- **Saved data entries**
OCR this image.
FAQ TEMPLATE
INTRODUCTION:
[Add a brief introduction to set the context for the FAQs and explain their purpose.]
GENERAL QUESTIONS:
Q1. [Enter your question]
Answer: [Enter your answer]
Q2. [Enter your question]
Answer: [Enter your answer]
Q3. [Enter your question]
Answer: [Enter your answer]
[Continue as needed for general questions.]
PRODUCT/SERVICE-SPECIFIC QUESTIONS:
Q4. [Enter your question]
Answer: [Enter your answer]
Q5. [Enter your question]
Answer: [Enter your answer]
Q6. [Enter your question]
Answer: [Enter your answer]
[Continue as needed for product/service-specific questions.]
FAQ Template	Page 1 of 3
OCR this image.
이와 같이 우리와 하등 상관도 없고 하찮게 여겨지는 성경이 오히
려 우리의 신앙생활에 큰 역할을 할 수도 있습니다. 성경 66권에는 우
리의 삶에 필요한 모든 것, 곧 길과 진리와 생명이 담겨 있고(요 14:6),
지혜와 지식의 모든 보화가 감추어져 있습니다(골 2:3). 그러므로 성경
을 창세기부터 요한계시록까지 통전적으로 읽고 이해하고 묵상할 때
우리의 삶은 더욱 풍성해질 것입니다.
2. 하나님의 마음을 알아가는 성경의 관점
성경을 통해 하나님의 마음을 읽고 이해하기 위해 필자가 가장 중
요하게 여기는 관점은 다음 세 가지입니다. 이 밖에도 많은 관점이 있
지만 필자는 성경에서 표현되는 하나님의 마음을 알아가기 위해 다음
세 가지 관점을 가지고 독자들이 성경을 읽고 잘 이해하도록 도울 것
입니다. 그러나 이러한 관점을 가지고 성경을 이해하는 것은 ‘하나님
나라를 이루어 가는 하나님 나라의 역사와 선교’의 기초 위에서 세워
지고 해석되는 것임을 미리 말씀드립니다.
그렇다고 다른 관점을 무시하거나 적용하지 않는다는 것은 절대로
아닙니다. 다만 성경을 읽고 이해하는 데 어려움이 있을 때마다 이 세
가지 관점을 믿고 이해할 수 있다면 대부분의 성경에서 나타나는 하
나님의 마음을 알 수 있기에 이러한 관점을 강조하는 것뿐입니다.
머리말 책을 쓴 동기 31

- **PROBLEM TO SOLVE**
Type the whole listing again, unaltered.

- **TASK OUTPUT**
OCR this image.
FAQ TEMPLATE
INTRODUCTION:
[Add a brief introduction to set the context for the FAQs and explain their purpose.]
GENERAL QUESTIONS:
Q1. [Enter your question]
Answer: [Enter your answer]
Q2. [Enter your question]
Answer: [Enter your answer]
Q3. [Enter your question]
Answer: [Enter your answer]
[Continue as needed for general questions.]
PRODUCT/SERVICE-SPECIFIC QUESTIONS:
Q4. [Enter your question]
Answer: [Enter your answer]
Q5. [Enter your question]
Answer: [Enter your answer]
Q6. [Enter your question]
Answer: [Enter your answer]
[Continue as needed for product/service-specific questions.]
FAQ Template	Page 1 of 3
OCR this image.
이와 같이 우리와 하등 상관도 없고 하찮게 여겨지는 성경이 오히
려 우리의 신앙생활에 큰 역할을 할 수도 있습니다. 성경 66권에는 우
리의 삶에 필요한 모든 것, 곧 길과 진리와 생명이 담겨 있고(요 14:6),
지혜와 지식의 모든 보화가 감추어져 있습니다(골 2:3). 그러므로 성경
을 창세기부터 요한계시록까지 통전적으로 읽고 이해하고 묵상할 때
우리의 삶은 더욱 풍성해질 것입니다.
2. 하나님의 마음을 알아가는 성경의 관점
성경을 통해 하나님의 마음을 읽고 이해하기 위해 필자가 가장 중
요하게 여기는 관점은 다음 세 가지입니다. 이 밖에도 많은 관점이 있
지만 필자는 성경에서 표현되는 하나님의 마음을 알아가기 위해 다음
세 가지 관점을 가지고 독자들이 성경을 읽고 잘 이해하도록 도울 것
입니다. 그러나 이러한 관점을 가지고 성경을 이해하는 것은 ‘하나님
나라를 이루어 가는 하나님 나라의 역사와 선교’의 기초 위에서 세워
지고 해석되는 것임을 미리 말씀드립니다.
그렇다고 다른 관점을 무시하거나 적용하지 않는다는 것은 절대로
아닙니다. 다만 성경을 읽고 이해하는 데 어려움이 있을 때마다 이 세
가지 관점을 믿고 이해할 수 있다면 대부분의 성경에서 나타나는 하
나님의 마음을 알 수 있기에 이러한 관점을 강조하는 것뿐입니다.
머리말 책을 쓴 동기 31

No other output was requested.